* Passage provided *

_ _ _

This has been demonstrated by the growing discovery of “Transition Closets,” where schools offer students the opportunity to change into opposite-sex clothing once out of the watchful eye of their parents. The entire system seems to be designed to hide children from their parents and teach them to rely on teachers or other administrators for protection and validation.
The motivation behind all of this can be seen in my own generation’s experience with coming out in the late ’90s and how we felt isolated, abandoned, and stigmatized, often by the adults who were supposed to be teaching us about life. We grew up to become teachers ourselves or professors educating a new generation of teachers, and we wanted to make sure students never experienced that again.
The problem that manifests is the teachers behave as activists rather than educators, seeing their defiance of school policy, parental requests, and even the law as a righteous battle for the greater good. Either arrogantly entitled or defiant, activist teachers seem to believe they have free reign in the classroom.
Casey Scott, for example, argued she was not made aware of any restrictions on topics of discussion with the students, saying, “Not once did anyone from my administration ever explain to me any topic that I was not to allow or discuss … as a first-year art teacher in a reinstated class with zero art teaching experience it is reasonable to expect … a mentor to help oversee and give me guidance but, none was offered?”

_ _ _

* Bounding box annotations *

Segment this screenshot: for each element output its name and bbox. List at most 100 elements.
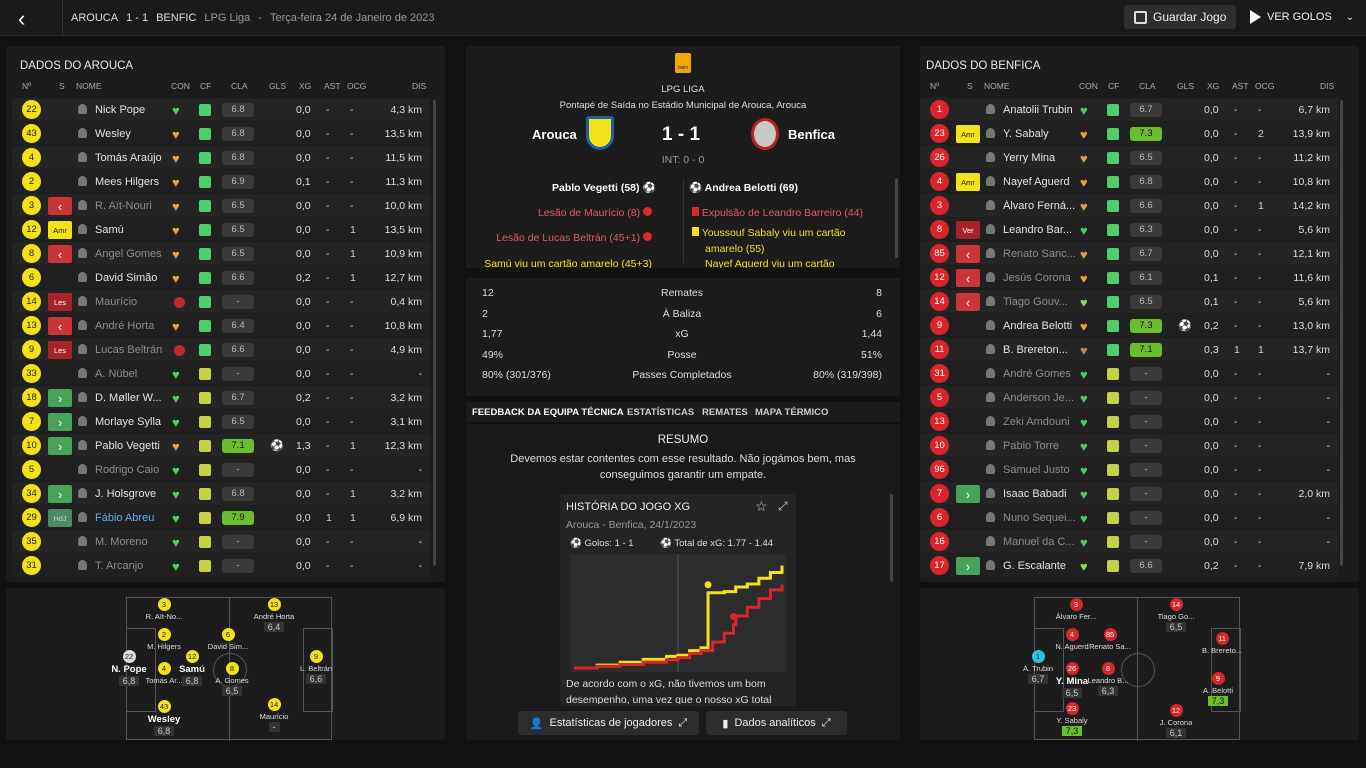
- back-arrow-icon[interactable]: ‹: [18, 6, 26, 31]
- lineup-player[interactable]: 3 R. Aït-No...: [134, 598, 194, 621]
- player-row[interactable]: 8 Ver Leandro Bar... ♥ 6.3 0,0 - - 5,6 k…: [920, 218, 1338, 242]
- player-name[interactable]: Morlaye Sylla: [95, 416, 162, 428]
- lineup-player[interactable]: 23 Y. Sabaly 7,3: [1042, 702, 1102, 736]
- player-row[interactable]: 14 Les Maurício - 0,0 - - 0,4 km: [12, 290, 430, 314]
- player-name[interactable]: David Simão: [95, 272, 158, 284]
- player-name[interactable]: Maurício: [95, 296, 138, 308]
- player-row[interactable]: 3 Álvaro Ferná... ♥ 6.6 0,0 - 1 14,2 km: [920, 194, 1338, 218]
- player-row[interactable]: 31 T. Arcanjo ♥ - 0,0 - - -: [12, 554, 430, 578]
- save-game-button[interactable]: Guardar Jogo: [1124, 5, 1236, 29]
- player-name[interactable]: T. Arcanjo: [95, 560, 144, 572]
- player-name[interactable]: Nuno Sequei...: [1003, 512, 1076, 524]
- column-header[interactable]: Nº: [22, 81, 32, 91]
- player-name[interactable]: R. Aït-Nouri: [95, 200, 152, 212]
- column-header[interactable]: CLA: [231, 81, 248, 91]
- player-name[interactable]: Tiago Gouv...: [1003, 296, 1068, 308]
- lineup-player[interactable]: 85 Renato Sa...: [1080, 628, 1140, 651]
- player-row[interactable]: 6 Nuno Sequei... ♥ - 0,0 - - -: [920, 506, 1338, 530]
- player-name[interactable]: Anatolii Trubin: [1003, 104, 1073, 116]
- events-scrollbar[interactable]: [895, 178, 898, 258]
- player-row[interactable]: 11 B. Brereton... ♥ 7.1 0,3 1 1 13,7 km: [920, 338, 1338, 362]
- feedback-scrollbar[interactable]: [890, 494, 893, 582]
- player-row[interactable]: 5 Anderson Je... ♥ - 0,0 - - -: [920, 386, 1338, 410]
- lineup-player[interactable]: 4 Tomás Ar...: [134, 662, 194, 685]
- lineup-player[interactable]: 14 Maurício -: [244, 698, 304, 732]
- player-row[interactable]: 31 André Gomes ♥ - 0,0 - - -: [920, 362, 1338, 386]
- lineup-player[interactable]: 6 David Sim...: [198, 628, 258, 651]
- column-header[interactable]: CON: [1079, 81, 1098, 91]
- lineup-player[interactable]: 2 M. Hilgers: [134, 628, 194, 651]
- player-row[interactable]: 16 Manuel da C... ♥ - 0,0 - - -: [920, 530, 1338, 554]
- player-row[interactable]: 26 Yerry Mina ♥ 6.5 0,0 - - 11,2 km: [920, 146, 1338, 170]
- star-icon[interactable]: ☆: [755, 498, 768, 514]
- player-name[interactable]: Fábio Abreu: [95, 512, 155, 524]
- player-name[interactable]: D. Møller W...: [95, 392, 162, 404]
- player-name[interactable]: Zeki Amdouni: [1003, 416, 1070, 428]
- player-row[interactable]: 43 Wesley ♥ 6.8 0,0 - - 13,5 km: [12, 122, 430, 146]
- column-header[interactable]: OCG: [1255, 81, 1275, 91]
- player-row[interactable]: 85 ‹ Renato Sanc... ♥ 6.7 0,0 - - 12,1 k…: [920, 242, 1338, 266]
- player-row[interactable]: 9 Andrea Belotti ♥ 7.3 ⚽ 0,2 - - 13,0 km: [920, 314, 1338, 338]
- lineup-player[interactable]: 9 A. Belotti 7,3: [1188, 672, 1248, 706]
- player-row[interactable]: 4 Tomás Araújo ♥ 6.8 0,0 - - 11,5 km: [12, 146, 430, 170]
- player-name[interactable]: Nick Pope: [95, 104, 146, 116]
- player-row[interactable]: 18 › D. Møller W... ♥ 6.7 0,2 - - 3,2 km: [12, 386, 430, 410]
- player-row[interactable]: 13 ‹ André Horta ♥ 6.4 0,0 - - 10,8 km: [12, 314, 430, 338]
- lineup-player[interactable]: 11 B. Brereto...: [1192, 632, 1252, 655]
- player-row[interactable]: 35 M. Moreno ♥ - 0,0 - - -: [12, 530, 430, 554]
- player-name[interactable]: Manuel da C...: [1003, 536, 1075, 548]
- player-name[interactable]: Samú: [95, 224, 124, 236]
- tab-feedback[interactable]: FEEDBACK DA EQUIPA TÉCNICA: [472, 407, 624, 418]
- player-row[interactable]: 33 A. Nübel ♥ - 0,0 - - -: [12, 362, 430, 386]
- player-row[interactable]: 4 Amr Nayef Aguerd ♥ 6.8 0,0 - - 10,8 km: [920, 170, 1338, 194]
- player-name[interactable]: Pablo Torre: [1003, 440, 1060, 452]
- lineup-player[interactable]: 43 Wesley 6,8: [134, 700, 194, 736]
- player-row[interactable]: 10 › Pablo Vegetti ♥ 7.1 ⚽ 1,3 - 1 12,3 …: [12, 434, 430, 458]
- player-row[interactable]: 34 › J. Holsgrove ♥ 6.8 0,0 - 1 3,2 km: [12, 482, 430, 506]
- column-header[interactable]: S: [967, 81, 973, 91]
- player-name[interactable]: Isaac Babadi: [1003, 488, 1067, 500]
- column-header[interactable]: AST: [1232, 81, 1249, 91]
- column-header[interactable]: Nº: [930, 81, 940, 91]
- column-header[interactable]: DIS: [1320, 81, 1335, 91]
- away-team-name[interactable]: Benfica: [788, 127, 835, 142]
- player-row[interactable]: 3 ‹ R. Aït-Nouri ♥ 6.5 0,0 - - 10,0 km: [12, 194, 430, 218]
- player-row[interactable]: 2 Mees Hilgers ♥ 6.9 0,1 - - 11,3 km: [12, 170, 430, 194]
- column-header[interactable]: GLS: [269, 81, 287, 91]
- lineup-player[interactable]: 1 A. Trubin 6,7: [1008, 650, 1068, 684]
- analytics-button[interactable]: ▮ Dados analíticos ⤢: [706, 711, 847, 735]
- player-stats-button[interactable]: 👤 Estatísticas de jogadores ⤢: [518, 711, 699, 735]
- expand-icon[interactable]: ⤢: [778, 499, 788, 513]
- player-name[interactable]: Rodrigo Caio: [95, 464, 160, 476]
- player-name[interactable]: Anderson Je...: [1003, 392, 1074, 404]
- player-row[interactable]: 12 Amr Samú ♥ 6.5 0,0 - 1 13,5 km: [12, 218, 430, 242]
- player-row[interactable]: 29 HdJ Fábio Abreu ♥ 7.9 0,0 1 1 6,9 km: [12, 506, 430, 530]
- player-name[interactable]: B. Brereton...: [1003, 344, 1068, 356]
- player-name[interactable]: Andrea Belotti: [1003, 320, 1073, 332]
- lineup-player[interactable]: 13 André Horta 6,4: [244, 598, 304, 632]
- away-table-scrollbar[interactable]: [1340, 100, 1343, 566]
- player-name[interactable]: Mees Hilgers: [95, 176, 160, 188]
- column-header[interactable]: CON: [171, 81, 190, 91]
- player-name[interactable]: Leandro Bar...: [1003, 224, 1073, 236]
- league-name[interactable]: LPG Liga: [204, 12, 251, 24]
- player-name[interactable]: M. Moreno: [95, 536, 148, 548]
- column-header[interactable]: XG: [1207, 81, 1220, 91]
- player-name[interactable]: Pablo Vegetti: [95, 440, 160, 452]
- player-name[interactable]: Samuel Justo: [1003, 464, 1070, 476]
- column-header[interactable]: CF: [200, 81, 212, 91]
- player-name[interactable]: Lucas Beltrán: [95, 344, 163, 356]
- player-name[interactable]: J. Holsgrove: [95, 488, 157, 500]
- lineup-player[interactable]: 3 Álvaro Fer...: [1046, 598, 1106, 621]
- tab-heat-map[interactable]: MAPA TÉRMICO: [755, 407, 829, 418]
- column-header[interactable]: XG: [299, 81, 312, 91]
- lineup-player[interactable]: 22 N. Pope 6,8: [99, 650, 159, 686]
- player-name[interactable]: G. Escalante: [1003, 560, 1066, 572]
- column-header[interactable]: OCG: [347, 81, 367, 91]
- column-header[interactable]: NOME: [76, 81, 102, 91]
- lineup-player[interactable]: 12 Samú 6,8: [162, 650, 222, 686]
- tab-shots[interactable]: REMATES: [702, 407, 748, 418]
- player-row[interactable]: 96 Samuel Justo ♥ - 0,0 - - -: [920, 458, 1338, 482]
- column-header[interactable]: DIS: [412, 81, 427, 91]
- player-row[interactable]: 6 David Simão ♥ 6.6 0,2 - 1 12,7 km: [12, 266, 430, 290]
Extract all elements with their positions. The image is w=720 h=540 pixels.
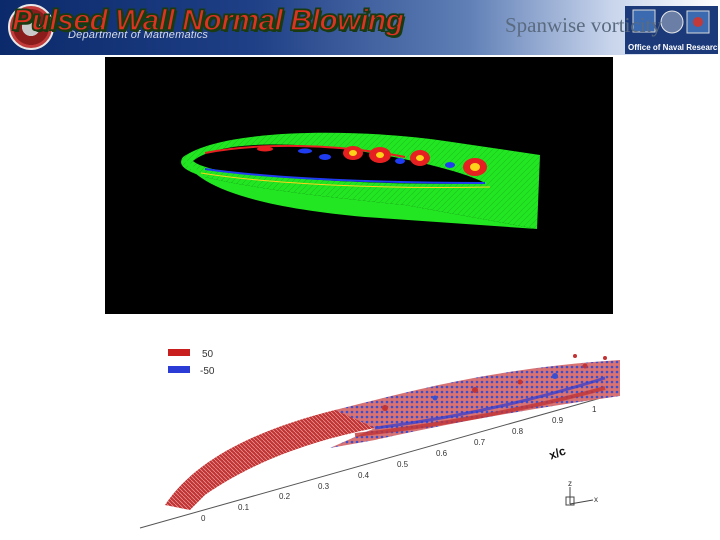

_ _ _

* Written task 1 *
Repeat the part of the passage on teachers as activists that opens with the words containing "This has been" and closes with "experienced that again.".
* Written task 2 *
Condense the paragraph of the passage on teachers as activists that begins "The motivation behind all of this" into a shorter version that keeps its main facts.
The listing plays no role in this work.

* Correct answer 1 *
This has been demonstrated by the growing discovery of “Transition Closets,” where schools offer students the opportunity to change into opposite-sex clothing once out of the watchful eye of their parents. The entire system seems to be designed to hide children from their parents and teach them to rely on teachers or other administrators for protection and validation.
The motivation behind all of this can be seen in my own generation’s experience with coming out in the late ’90s and how we felt isolated, abandoned, and stigmatized, often by the adults who were supposed to be teaching us about life. We grew up to become teachers ourselves or professors educating a new generation of teachers, and we wanted to make sure students never experienced that again.

* Correct answer 2 *
The motivation comes from my generation's experience of coming out in the late '90s. We felt isolated, abandoned, and stigmatized, often by the adults who should have been teaching us about life. Many of us became teachers, or professors who train teachers, and we wanted to make sure students never went through that again.